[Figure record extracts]
************

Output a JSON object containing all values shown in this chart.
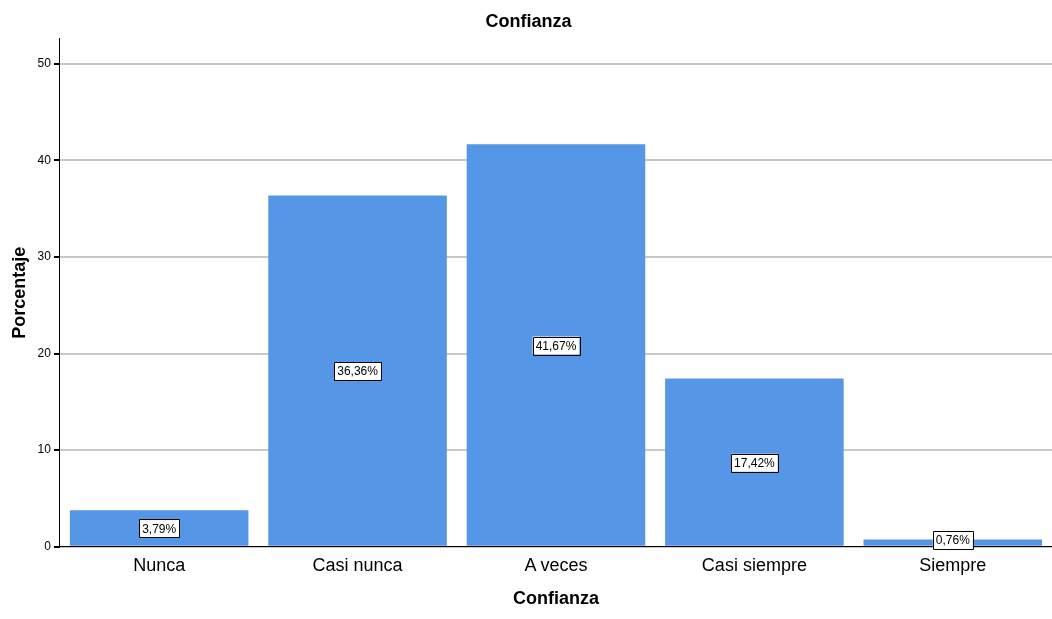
{
  "chart_data": {
    "type": "bar",
    "title": "Confianza",
    "xlabel": "Confianza",
    "ylabel": "Porcentaje",
    "categories": [
      "Nunca",
      "Casi nunca",
      "A veces",
      "Casi siempre",
      "Siempre"
    ],
    "values": [
      3.79,
      36.36,
      41.67,
      17.42,
      0.76
    ],
    "value_labels": [
      "3,79%",
      "36,36%",
      "41,67%",
      "17,42%",
      "0,76%"
    ],
    "color": "#5596e6",
    "ylim": [
      0,
      52.6
    ],
    "yticks": [
      0,
      10,
      20,
      30,
      40,
      50
    ],
    "grid": "y",
    "legend": false
  }
}
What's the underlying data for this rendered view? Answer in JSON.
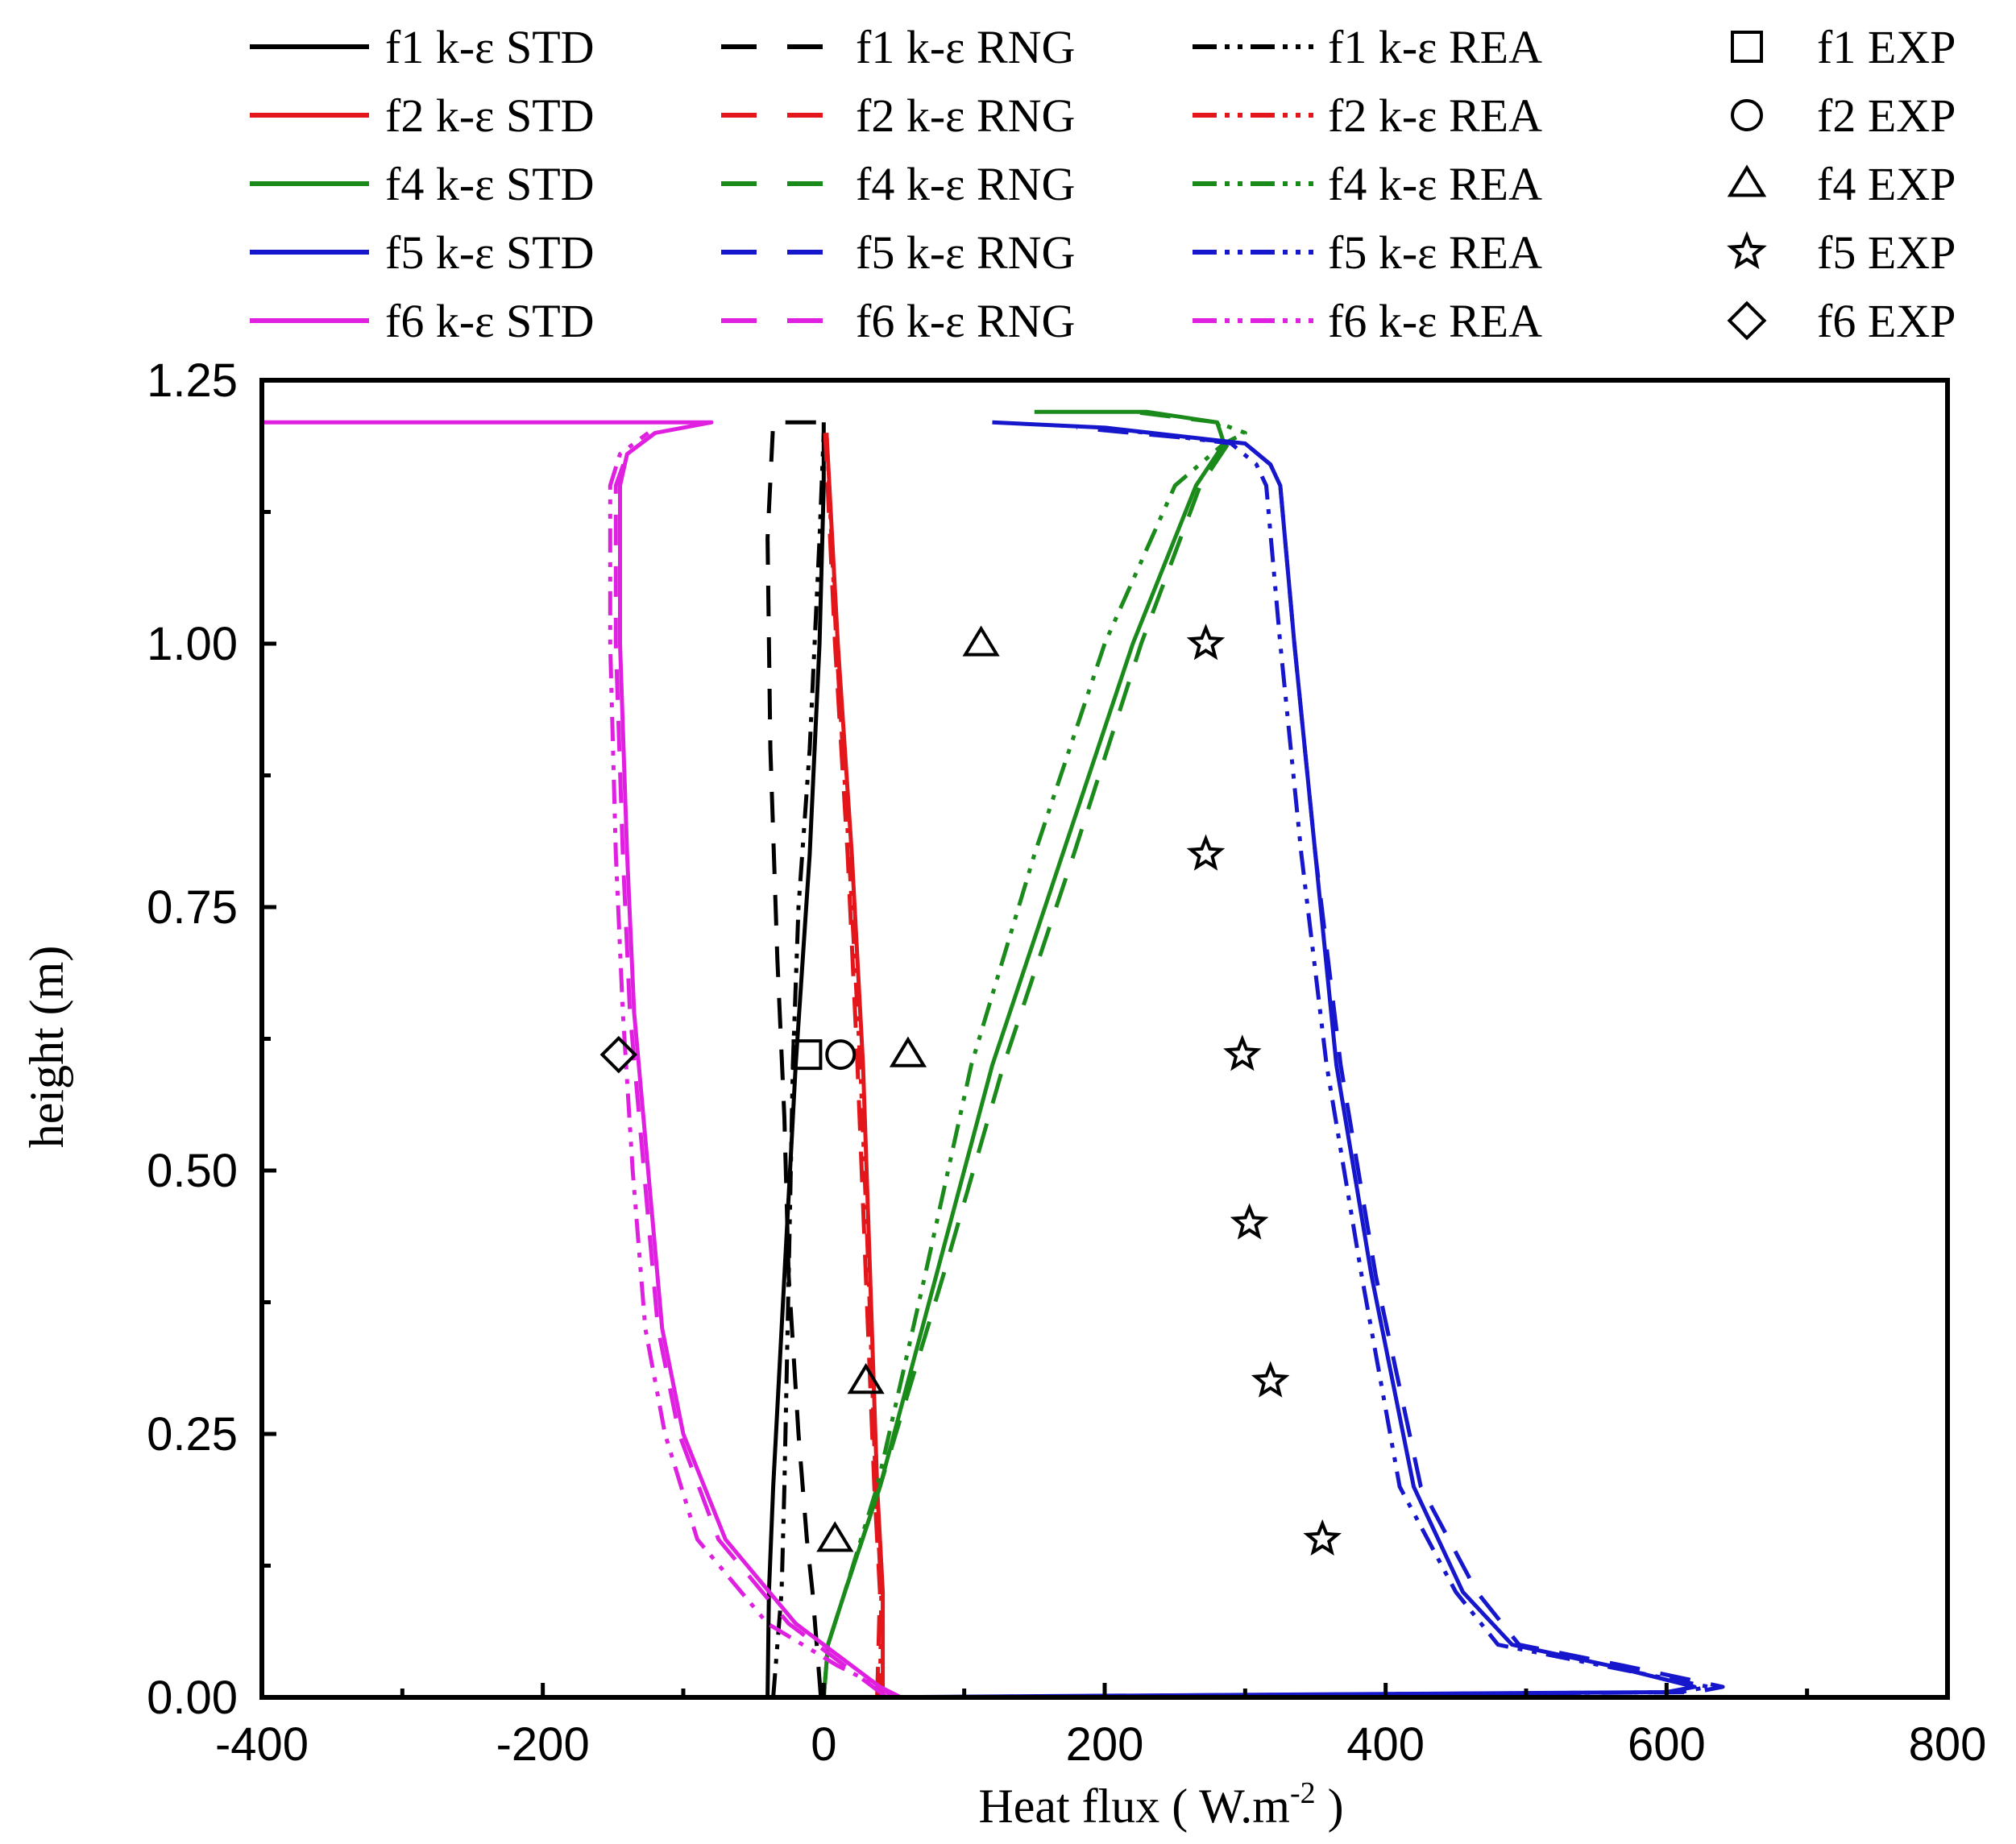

************

◆ Written task
Print the records above exactly as they stand, but leave out the pictures.

◆ Solution
Output a JSON object containing all values shown in this chart.
{
  "chart_data": {
    "type": "bar",
    "title": "Confianza",
    "xlabel": "Confianza",
    "ylabel": "Porcentaje",
    "categories": [
      "Nunca",
      "Casi nunca",
      "A veces",
      "Casi siempre",
      "Siempre"
    ],
    "values": [
      3.79,
      36.36,
      41.67,
      17.42,
      0.76
    ],
    "value_labels": [
      "3,79%",
      "36,36%",
      "41,67%",
      "17,42%",
      "0,76%"
    ],
    "color": "#5596e6",
    "ylim": [
      0,
      52.6
    ],
    "yticks": [
      0,
      10,
      20,
      30,
      40,
      50
    ],
    "grid": "y",
    "legend": false
  }
}
What's the underlying data for this rendered view? Answer in JSON.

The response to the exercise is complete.